__STATED TASK__
Omit the pictures, then reproduce every remaining record exactly.

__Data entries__
※ ※ ※

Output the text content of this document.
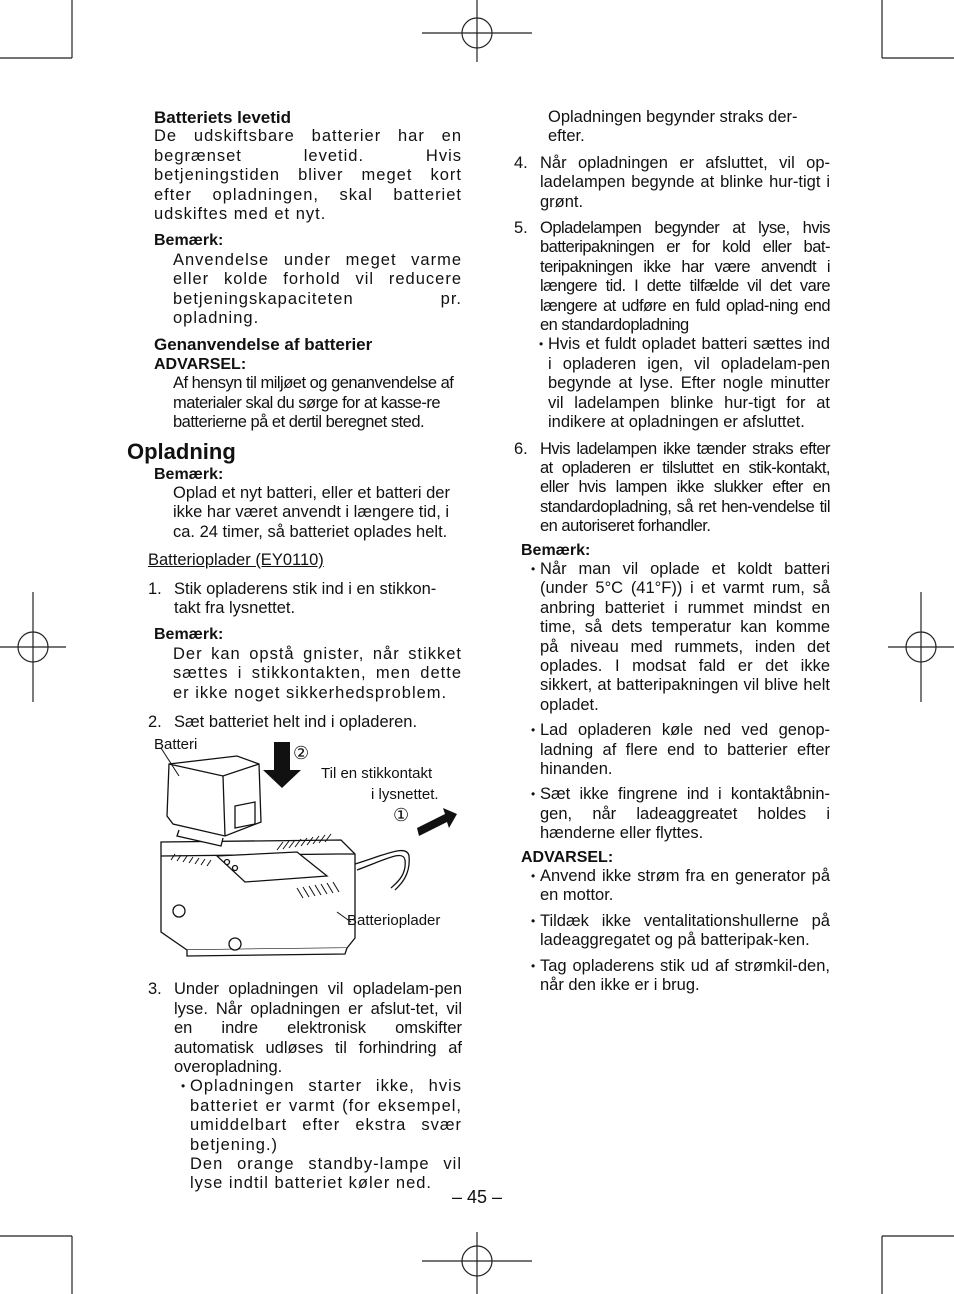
Batteriets levetid

De udskiftsbare batterier har en begrænset levetid. Hvis betjeningstiden bliver meget kort efter opladningen, skal batteriet udskiftes med et nyt.

Bemærk:

Anvendelse under meget varme eller kolde forhold vil reducere betjeningskapaciteten pr. opladning.

Genanvendelse af batterier

ADVARSEL:

Af hensyn til miljøet og genanvendelse af materialer skal du sørge for at kasse-re batterierne på et dertil beregnet sted.

Opladning

Bemærk:

Oplad et nyt batteri, eller et batteri der ikke har været anvendt i længere tid, i ca. 24 timer, så batteriet oplades helt.

Batterioplader (EY0110)

1. Stik opladerens stik ind i en stikkon-takt fra lysnettet.

Bemærk:

Der kan opstå gnister, når stikket sættes i stikkontakten, men dette er ikke noget sikkerhedsproblem.

2. Sæt batteriet helt ind i opladeren.
Batteri	②
Til en stikkontakt
i lysnettet.
①
Batterioplader
3. Under opladningen vil opladelam-pen lyse. Når opladningen er afslut-tet, vil en indre elektronisk omskifter automatisk udløses til forhindring af overopladning.

• Opladningen starter ikke, hvis batteriet er varmt (for eksempel, umiddelbart efter ekstra svær betjening.)

Den orange standby-lampe vil lyse indtil batteriet køler ned.

Opladningen begynder straks der-efter.

4. Når opladningen er afsluttet, vil op-ladelampen begynde at blinke hur-tigt i grønt.
5. Opladelampen begynder at lyse, hvis batteripakningen er for kold eller bat-teripakningen ikke har være anvendt i længere tid. I dette tilfælde vil det vare længere at udføre en fuld oplad-ning end en standardopladning

• Hvis et fuldt opladet batteri sættes ind i opladeren igen, vil opladelam-pen begynde at lyse. Efter nogle minutter vil ladelampen blinke hur-tigt for at indikere at opladningen er afsluttet.

6. Hvis ladelampen ikke tænder straks efter at opladeren er tilsluttet en stik-kontakt, eller hvis lampen ikke slukker efter en standardopladning, så ret hen-vendelse til en autoriseret forhandler.

Bemærk:

• Når man vil oplade et koldt batteri (under 5°C (41°F)) i et varmt rum, så anbring batteriet i rummet mindst en time, så dets temperatur kan komme på niveau med rummets, inden det oplades. I modsat fald er det ikke sikkert, at batteripakningen vil blive helt opladet.

• Lad opladeren køle ned ved genop-ladning af flere end to batterier efter hinanden.

• Sæt ikke fingrene ind i kontaktåbnin-gen, når ladeaggreatet holdes i hænderne eller flyttes.

ADVARSEL:

• Anvend ikke strøm fra en generator på en mottor.

• Tildæk ikke ventalitationshullerne på ladeaggregatet og på batteripak-ken.

• Tag opladerens stik ud af strømkil-den, når den ikke er i brug.

– 45 –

※ ※ ※

__RESPONSE TO THIS TASK__
Output the text content of this document.
Batteriets levetid

De udskiftsbare batterier har en begrænset levetid. Hvis betjeningstiden bliver meget kort efter opladningen, skal batteriet udskiftes med et nyt.

Bemærk:

Anvendelse under meget varme eller kolde forhold vil reducere betjeningskapaciteten pr. opladning.

Genanvendelse af batterier

ADVARSEL:

Af hensyn til miljøet og genanvendelse af materialer skal du sørge for at kasse-re batterierne på et dertil beregnet sted.

Opladning

Bemærk:

Oplad et nyt batteri, eller et batteri der ikke har været anvendt i længere tid, i ca. 24 timer, så batteriet oplades helt.

Batterioplader (EY0110)

1. Stik opladerens stik ind i en stikkon-takt fra lysnettet.

Bemærk:

Der kan opstå gnister, når stikket sættes i stikkontakten, men dette er ikke noget sikkerhedsproblem.

2. Sæt batteriet helt ind i opladeren.
Batteri	②
Til en stikkontakt
i lysnettet.
①
Batterioplader
3. Under opladningen vil opladelam-pen lyse. Når opladningen er afslut-tet, vil en indre elektronisk omskifter automatisk udløses til forhindring af overopladning.

• Opladningen starter ikke, hvis batteriet er varmt (for eksempel, umiddelbart efter ekstra svær betjening.)

Den orange standby-lampe vil lyse indtil batteriet køler ned.

Opladningen begynder straks der-efter.

4. Når opladningen er afsluttet, vil op-ladelampen begynde at blinke hur-tigt i grønt.
5. Opladelampen begynder at lyse, hvis batteripakningen er for kold eller bat-teripakningen ikke har være anvendt i længere tid. I dette tilfælde vil det vare længere at udføre en fuld oplad-ning end en standardopladning

• Hvis et fuldt opladet batteri sættes ind i opladeren igen, vil opladelam-pen begynde at lyse. Efter nogle minutter vil ladelampen blinke hur-tigt for at indikere at opladningen er afsluttet.

6. Hvis ladelampen ikke tænder straks efter at opladeren er tilsluttet en stik-kontakt, eller hvis lampen ikke slukker efter en standardopladning, så ret hen-vendelse til en autoriseret forhandler.

Bemærk:

• Når man vil oplade et koldt batteri (under 5°C (41°F)) i et varmt rum, så anbring batteriet i rummet mindst en time, så dets temperatur kan komme på niveau med rummets, inden det oplades. I modsat fald er det ikke sikkert, at batteripakningen vil blive helt opladet.

• Lad opladeren køle ned ved genop-ladning af flere end to batterier efter hinanden.

• Sæt ikke fingrene ind i kontaktåbnin-gen, når ladeaggreatet holdes i hænderne eller flyttes.

ADVARSEL:

• Anvend ikke strøm fra en generator på en mottor.

• Tildæk ikke ventalitationshullerne på ladeaggregatet og på batteripak-ken.

• Tag opladerens stik ud af strømkil-den, når den ikke er i brug.

– 45 –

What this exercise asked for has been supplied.